For each line below that contains the string "color", copy that line.

Data extracted from a collection
.....
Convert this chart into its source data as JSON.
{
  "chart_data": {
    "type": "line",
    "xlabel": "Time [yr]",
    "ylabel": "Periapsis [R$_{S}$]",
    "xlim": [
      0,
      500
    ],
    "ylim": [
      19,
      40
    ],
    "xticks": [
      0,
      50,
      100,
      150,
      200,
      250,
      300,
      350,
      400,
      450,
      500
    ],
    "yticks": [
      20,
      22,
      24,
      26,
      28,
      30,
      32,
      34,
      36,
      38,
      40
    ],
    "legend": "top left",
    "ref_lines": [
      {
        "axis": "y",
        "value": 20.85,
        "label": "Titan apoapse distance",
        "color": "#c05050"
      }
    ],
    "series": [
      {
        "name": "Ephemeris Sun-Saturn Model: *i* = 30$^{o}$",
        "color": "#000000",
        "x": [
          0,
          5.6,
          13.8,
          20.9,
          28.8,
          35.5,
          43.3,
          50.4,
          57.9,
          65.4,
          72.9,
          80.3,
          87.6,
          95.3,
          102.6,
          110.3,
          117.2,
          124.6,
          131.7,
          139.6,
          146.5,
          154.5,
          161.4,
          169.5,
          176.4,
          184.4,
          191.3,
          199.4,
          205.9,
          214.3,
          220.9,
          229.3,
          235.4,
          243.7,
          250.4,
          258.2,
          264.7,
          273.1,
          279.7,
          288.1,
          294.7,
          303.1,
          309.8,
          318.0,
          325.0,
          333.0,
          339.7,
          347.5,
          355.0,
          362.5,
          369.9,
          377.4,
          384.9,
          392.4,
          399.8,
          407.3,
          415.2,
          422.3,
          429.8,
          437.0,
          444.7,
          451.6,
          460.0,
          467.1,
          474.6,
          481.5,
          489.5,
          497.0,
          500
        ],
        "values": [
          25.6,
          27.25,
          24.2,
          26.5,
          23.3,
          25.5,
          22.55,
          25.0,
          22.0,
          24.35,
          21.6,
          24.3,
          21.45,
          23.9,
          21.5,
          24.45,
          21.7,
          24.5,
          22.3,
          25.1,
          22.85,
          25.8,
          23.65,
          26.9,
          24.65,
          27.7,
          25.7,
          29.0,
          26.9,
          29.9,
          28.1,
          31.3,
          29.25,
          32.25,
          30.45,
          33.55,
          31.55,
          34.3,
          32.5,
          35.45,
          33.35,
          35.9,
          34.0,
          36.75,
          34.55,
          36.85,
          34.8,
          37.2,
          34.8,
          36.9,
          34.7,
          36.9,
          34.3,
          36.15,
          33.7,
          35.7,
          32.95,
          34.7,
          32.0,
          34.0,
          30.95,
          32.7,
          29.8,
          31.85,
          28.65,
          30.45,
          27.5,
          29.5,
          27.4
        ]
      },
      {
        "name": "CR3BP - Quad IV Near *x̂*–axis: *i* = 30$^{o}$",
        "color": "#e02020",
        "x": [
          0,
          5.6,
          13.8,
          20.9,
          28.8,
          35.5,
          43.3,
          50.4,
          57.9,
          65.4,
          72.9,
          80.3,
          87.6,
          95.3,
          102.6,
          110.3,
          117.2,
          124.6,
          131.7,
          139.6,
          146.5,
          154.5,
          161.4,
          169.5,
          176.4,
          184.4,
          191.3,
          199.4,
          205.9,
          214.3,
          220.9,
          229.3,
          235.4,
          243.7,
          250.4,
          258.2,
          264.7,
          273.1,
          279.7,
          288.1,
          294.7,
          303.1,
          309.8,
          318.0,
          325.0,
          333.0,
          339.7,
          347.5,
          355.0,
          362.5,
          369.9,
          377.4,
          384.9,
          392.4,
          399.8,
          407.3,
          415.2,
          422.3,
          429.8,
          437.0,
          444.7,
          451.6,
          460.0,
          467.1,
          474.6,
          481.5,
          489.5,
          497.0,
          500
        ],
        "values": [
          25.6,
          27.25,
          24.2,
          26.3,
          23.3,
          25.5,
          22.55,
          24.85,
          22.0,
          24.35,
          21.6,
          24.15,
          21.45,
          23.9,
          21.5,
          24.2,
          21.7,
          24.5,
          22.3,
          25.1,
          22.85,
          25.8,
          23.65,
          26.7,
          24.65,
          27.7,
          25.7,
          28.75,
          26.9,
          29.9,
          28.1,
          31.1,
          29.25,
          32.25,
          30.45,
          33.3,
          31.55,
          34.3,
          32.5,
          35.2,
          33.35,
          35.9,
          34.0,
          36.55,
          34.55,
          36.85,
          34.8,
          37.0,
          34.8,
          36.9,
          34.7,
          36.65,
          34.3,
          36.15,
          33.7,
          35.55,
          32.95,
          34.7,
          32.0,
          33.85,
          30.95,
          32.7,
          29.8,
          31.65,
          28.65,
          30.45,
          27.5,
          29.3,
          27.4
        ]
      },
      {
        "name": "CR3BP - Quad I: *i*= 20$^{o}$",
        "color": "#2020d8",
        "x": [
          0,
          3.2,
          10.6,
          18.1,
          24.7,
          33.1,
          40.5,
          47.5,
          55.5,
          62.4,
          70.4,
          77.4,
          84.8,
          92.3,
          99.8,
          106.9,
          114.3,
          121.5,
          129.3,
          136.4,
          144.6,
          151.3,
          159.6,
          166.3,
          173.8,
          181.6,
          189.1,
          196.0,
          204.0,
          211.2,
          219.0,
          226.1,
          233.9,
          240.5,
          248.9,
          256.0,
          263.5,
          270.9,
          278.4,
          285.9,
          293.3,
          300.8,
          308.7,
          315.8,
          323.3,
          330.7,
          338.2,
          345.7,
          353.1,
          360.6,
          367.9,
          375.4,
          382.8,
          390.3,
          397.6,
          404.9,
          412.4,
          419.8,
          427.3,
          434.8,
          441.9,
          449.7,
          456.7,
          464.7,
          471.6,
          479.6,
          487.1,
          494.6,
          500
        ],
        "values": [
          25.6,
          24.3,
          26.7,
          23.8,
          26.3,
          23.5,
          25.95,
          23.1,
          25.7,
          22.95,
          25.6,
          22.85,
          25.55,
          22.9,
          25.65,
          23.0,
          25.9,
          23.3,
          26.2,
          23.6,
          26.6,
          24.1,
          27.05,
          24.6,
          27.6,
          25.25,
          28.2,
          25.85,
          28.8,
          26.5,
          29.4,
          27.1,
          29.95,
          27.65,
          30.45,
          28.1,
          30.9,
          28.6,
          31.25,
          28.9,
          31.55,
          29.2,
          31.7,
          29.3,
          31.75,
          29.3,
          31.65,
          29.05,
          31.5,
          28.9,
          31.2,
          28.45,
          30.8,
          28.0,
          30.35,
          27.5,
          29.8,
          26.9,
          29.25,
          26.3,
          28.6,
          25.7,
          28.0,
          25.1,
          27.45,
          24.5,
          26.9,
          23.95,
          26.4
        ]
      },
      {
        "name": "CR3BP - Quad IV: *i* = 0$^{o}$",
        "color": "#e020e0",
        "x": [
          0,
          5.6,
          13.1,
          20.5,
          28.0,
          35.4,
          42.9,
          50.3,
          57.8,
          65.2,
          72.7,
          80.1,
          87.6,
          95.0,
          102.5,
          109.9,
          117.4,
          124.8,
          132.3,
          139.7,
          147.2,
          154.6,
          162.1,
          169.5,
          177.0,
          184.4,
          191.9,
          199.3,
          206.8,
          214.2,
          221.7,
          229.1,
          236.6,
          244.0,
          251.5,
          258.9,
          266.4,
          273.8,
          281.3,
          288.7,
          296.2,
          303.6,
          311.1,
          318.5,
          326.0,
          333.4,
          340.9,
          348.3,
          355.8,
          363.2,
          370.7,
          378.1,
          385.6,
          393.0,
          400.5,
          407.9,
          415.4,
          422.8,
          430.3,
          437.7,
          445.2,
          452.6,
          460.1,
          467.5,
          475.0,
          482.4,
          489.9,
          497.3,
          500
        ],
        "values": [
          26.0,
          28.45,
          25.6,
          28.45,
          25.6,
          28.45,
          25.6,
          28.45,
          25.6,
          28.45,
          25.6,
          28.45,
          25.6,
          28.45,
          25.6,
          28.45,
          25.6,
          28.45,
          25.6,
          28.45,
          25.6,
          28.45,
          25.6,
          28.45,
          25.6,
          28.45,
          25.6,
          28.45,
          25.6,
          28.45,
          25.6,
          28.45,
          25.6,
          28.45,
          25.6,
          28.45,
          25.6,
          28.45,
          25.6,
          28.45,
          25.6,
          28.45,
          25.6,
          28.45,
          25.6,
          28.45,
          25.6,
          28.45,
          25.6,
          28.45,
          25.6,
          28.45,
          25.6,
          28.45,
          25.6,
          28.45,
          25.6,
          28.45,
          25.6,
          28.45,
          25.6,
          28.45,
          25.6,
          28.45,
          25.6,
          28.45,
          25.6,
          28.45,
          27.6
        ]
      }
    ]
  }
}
.....
• **Complete output**:
        "color": "#c05050"
        "color": "#000000",
        "color": "#e02020",
        "color": "#2020d8",
        "color": "#e020e0",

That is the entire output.